#### WHAT IS EXPECTED:
Reproduce verbatim the lines running from the first line of the rows through the line that contains "yin-line-right [268,352,388,380]", including both of those lines.

(Listings of boxed layout items)
^^^^
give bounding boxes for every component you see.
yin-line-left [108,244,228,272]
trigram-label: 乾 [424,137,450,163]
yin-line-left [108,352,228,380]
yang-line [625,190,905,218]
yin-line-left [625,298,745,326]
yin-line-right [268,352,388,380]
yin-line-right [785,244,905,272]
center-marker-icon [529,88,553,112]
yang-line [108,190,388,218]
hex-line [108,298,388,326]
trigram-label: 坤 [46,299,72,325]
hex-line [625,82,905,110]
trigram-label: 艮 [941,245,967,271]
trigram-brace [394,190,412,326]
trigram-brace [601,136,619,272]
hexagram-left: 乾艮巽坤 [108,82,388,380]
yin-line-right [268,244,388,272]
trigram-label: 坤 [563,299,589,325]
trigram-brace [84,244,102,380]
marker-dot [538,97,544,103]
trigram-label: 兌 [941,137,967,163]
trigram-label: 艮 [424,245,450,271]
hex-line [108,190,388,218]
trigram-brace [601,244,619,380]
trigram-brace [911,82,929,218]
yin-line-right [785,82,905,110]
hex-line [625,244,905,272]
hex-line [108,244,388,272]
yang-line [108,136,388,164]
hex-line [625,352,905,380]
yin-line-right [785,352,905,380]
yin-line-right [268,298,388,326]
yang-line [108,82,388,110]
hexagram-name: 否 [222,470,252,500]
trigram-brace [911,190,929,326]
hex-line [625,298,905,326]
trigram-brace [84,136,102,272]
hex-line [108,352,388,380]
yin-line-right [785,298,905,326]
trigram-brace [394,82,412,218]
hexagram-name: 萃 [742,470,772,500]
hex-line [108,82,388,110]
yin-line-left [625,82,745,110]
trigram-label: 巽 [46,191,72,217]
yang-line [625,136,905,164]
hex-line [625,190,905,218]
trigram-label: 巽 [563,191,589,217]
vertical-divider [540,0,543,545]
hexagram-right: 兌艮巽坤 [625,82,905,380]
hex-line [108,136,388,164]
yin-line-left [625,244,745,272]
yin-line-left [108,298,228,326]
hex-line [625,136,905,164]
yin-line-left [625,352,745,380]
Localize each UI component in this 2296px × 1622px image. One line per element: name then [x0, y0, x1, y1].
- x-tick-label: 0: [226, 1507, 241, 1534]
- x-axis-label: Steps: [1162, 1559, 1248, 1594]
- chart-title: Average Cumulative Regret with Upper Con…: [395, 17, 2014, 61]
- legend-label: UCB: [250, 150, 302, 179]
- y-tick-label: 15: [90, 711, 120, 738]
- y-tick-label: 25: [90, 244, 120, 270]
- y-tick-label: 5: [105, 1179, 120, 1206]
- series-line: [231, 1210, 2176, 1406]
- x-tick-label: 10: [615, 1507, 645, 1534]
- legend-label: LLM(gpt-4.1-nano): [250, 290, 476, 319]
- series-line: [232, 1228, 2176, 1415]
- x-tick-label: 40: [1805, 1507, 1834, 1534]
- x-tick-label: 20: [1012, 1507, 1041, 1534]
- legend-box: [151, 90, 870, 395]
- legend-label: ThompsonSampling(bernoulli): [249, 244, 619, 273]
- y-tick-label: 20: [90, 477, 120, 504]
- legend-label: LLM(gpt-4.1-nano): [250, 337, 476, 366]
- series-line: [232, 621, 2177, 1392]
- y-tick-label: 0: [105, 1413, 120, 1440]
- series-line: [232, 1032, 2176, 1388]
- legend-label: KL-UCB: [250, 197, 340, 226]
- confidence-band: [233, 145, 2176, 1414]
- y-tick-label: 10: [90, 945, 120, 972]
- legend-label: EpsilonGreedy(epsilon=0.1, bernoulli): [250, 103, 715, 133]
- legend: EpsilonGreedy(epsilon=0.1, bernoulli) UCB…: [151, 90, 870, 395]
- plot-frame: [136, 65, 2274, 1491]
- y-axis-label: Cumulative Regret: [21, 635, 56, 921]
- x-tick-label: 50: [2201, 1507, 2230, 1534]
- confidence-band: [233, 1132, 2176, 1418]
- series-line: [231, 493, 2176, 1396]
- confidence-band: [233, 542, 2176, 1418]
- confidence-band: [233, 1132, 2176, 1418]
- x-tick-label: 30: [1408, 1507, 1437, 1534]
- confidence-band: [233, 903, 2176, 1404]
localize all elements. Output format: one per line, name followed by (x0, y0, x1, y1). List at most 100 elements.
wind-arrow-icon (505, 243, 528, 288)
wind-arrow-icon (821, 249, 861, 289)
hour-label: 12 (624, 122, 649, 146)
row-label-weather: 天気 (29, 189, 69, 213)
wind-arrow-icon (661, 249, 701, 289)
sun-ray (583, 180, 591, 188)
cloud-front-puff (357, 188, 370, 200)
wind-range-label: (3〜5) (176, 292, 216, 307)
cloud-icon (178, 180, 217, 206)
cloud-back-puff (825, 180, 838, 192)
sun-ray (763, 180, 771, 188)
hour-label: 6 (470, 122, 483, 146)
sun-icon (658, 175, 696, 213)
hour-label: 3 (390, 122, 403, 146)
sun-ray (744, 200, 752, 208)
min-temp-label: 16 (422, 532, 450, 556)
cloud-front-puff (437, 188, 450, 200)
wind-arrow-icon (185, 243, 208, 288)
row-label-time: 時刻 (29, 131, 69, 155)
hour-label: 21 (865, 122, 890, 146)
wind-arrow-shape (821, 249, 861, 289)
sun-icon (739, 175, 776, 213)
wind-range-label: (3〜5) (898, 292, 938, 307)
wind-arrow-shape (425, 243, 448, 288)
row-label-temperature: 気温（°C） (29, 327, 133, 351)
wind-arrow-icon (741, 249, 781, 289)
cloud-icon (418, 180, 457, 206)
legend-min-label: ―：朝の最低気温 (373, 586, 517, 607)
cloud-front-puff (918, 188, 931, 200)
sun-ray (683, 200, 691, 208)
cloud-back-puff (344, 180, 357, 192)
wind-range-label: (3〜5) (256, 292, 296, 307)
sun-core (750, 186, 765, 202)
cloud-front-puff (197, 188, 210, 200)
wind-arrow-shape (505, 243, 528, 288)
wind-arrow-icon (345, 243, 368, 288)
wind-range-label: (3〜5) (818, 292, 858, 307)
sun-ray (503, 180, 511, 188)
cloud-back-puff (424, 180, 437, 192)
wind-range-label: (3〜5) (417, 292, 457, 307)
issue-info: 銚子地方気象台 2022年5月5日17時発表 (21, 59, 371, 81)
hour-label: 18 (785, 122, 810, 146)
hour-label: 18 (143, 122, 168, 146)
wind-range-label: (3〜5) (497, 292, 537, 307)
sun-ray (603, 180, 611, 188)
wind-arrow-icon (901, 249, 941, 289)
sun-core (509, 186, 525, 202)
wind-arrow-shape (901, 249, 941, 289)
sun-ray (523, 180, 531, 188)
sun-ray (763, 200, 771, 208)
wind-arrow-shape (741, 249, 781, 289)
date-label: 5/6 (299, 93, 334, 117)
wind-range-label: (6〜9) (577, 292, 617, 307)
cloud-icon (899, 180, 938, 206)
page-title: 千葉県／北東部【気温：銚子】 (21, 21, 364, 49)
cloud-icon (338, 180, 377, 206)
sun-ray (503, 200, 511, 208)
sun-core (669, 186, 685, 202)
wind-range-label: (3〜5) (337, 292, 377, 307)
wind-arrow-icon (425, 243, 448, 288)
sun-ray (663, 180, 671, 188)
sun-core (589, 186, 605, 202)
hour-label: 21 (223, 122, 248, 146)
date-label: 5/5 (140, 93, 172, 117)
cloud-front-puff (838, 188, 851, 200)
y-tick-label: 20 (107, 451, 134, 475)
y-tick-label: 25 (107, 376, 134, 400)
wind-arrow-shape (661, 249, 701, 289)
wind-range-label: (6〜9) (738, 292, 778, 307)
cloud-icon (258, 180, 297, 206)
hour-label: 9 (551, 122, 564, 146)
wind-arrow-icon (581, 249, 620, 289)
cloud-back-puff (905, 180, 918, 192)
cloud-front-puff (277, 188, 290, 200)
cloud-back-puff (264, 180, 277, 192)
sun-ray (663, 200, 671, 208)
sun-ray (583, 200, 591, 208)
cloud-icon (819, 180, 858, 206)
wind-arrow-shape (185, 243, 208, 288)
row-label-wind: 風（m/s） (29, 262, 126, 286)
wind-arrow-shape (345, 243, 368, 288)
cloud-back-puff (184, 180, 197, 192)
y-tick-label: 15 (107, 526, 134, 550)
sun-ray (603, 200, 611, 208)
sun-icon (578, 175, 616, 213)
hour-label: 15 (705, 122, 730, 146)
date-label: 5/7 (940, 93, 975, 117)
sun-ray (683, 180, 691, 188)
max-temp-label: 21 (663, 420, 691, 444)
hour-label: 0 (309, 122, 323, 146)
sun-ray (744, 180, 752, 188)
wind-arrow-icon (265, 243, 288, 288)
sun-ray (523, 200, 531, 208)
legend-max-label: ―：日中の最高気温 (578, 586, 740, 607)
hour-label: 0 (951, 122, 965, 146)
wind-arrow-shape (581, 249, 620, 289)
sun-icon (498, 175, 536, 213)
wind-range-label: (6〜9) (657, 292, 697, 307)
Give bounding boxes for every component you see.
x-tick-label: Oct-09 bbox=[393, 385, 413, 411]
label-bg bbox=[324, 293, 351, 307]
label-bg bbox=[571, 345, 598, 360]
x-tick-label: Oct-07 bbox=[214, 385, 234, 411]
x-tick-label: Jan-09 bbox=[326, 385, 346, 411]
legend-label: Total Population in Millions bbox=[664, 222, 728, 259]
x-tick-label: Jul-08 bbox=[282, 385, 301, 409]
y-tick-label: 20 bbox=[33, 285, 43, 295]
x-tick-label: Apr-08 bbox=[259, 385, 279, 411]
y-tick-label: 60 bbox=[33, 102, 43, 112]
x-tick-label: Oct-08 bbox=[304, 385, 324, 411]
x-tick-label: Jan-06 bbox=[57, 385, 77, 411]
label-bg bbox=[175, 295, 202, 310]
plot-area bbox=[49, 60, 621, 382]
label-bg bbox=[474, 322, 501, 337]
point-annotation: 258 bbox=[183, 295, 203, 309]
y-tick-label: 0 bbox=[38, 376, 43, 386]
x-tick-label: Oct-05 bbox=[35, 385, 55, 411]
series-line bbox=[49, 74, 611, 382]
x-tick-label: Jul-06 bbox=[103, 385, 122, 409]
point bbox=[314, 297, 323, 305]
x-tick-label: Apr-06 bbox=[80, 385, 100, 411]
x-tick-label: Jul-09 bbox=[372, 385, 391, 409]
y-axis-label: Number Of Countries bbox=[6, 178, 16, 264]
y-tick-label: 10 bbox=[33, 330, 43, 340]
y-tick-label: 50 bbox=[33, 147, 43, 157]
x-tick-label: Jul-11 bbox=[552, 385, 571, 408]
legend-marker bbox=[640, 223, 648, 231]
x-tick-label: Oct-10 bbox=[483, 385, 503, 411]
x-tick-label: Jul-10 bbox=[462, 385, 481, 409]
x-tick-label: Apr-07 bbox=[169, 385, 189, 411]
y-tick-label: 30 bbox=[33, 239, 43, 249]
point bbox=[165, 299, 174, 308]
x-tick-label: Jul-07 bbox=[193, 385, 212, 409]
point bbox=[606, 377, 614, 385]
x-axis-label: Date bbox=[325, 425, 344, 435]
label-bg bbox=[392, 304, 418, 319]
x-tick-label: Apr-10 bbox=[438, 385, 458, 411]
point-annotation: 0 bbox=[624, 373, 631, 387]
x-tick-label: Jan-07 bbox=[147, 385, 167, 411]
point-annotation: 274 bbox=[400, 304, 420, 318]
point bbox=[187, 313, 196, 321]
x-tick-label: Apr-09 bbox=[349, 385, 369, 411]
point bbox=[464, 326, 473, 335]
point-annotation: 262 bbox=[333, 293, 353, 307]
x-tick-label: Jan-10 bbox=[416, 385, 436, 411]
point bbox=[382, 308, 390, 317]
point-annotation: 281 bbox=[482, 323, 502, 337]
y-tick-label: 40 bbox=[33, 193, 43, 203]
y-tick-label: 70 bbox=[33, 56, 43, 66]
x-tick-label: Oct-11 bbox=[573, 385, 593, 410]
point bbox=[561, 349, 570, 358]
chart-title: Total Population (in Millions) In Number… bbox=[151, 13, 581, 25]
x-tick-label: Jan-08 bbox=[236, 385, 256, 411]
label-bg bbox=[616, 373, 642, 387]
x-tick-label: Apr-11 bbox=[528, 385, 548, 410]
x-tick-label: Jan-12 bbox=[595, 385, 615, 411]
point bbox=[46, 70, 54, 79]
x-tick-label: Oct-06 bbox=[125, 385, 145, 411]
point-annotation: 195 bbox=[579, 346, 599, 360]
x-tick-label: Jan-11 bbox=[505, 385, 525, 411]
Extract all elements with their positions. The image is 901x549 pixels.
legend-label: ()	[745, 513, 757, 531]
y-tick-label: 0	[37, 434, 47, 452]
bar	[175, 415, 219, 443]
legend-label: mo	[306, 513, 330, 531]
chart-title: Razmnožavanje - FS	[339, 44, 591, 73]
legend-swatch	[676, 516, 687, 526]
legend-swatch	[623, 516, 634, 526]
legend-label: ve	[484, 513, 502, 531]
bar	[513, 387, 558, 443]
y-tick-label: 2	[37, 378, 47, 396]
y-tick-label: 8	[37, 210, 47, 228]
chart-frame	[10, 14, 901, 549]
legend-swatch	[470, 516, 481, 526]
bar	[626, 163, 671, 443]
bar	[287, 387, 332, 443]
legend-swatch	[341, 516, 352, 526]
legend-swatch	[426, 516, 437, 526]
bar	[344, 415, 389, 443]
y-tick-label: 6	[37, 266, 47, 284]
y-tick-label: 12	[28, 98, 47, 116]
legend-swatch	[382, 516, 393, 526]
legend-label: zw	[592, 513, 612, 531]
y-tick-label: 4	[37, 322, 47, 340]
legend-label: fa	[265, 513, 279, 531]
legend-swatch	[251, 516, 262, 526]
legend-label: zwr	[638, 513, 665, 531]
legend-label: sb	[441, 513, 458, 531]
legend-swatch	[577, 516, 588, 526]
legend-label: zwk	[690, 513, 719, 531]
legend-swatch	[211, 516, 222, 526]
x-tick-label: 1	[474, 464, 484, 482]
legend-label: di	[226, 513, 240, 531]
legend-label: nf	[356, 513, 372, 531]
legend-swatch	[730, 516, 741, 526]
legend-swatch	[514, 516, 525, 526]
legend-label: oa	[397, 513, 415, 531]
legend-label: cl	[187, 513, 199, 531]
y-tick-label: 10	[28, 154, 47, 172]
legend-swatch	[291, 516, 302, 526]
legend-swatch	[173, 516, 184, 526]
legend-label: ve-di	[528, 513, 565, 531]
^^^^
#### FULL RESPONSE:
give bounding boxes for every component you see.
yin-line-left [108,244,228,272]
trigram-label: 乾 [424,137,450,163]
yin-line-left [108,352,228,380]
yang-line [625,190,905,218]
yin-line-left [625,298,745,326]
yin-line-right [268,352,388,380]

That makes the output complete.